--- Start of AVAILABLE DATA ---

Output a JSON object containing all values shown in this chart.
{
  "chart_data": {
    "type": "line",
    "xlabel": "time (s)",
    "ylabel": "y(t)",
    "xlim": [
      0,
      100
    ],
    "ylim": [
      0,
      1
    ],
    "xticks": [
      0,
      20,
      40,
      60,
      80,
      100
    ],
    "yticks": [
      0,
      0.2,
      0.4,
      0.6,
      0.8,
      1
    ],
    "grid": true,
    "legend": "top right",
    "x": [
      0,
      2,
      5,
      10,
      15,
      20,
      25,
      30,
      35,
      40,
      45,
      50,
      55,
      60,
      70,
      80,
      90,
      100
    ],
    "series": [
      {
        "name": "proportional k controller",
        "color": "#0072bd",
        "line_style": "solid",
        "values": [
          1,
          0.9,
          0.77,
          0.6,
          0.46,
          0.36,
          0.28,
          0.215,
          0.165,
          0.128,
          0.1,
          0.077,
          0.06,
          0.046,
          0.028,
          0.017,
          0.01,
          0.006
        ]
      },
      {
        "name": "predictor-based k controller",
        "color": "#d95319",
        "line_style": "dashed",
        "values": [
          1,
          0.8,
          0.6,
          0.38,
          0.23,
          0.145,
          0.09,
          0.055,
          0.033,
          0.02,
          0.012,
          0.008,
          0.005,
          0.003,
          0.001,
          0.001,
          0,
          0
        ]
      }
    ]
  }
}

--- End of AVAILABLE DATA ---

### [TASK INSTRUCTIONS]
From the records above, copy every line that holds the word "controller".

### [THE SOLUTION]
        "name": "proportional k controller",
        "name": "predictor-based k controller",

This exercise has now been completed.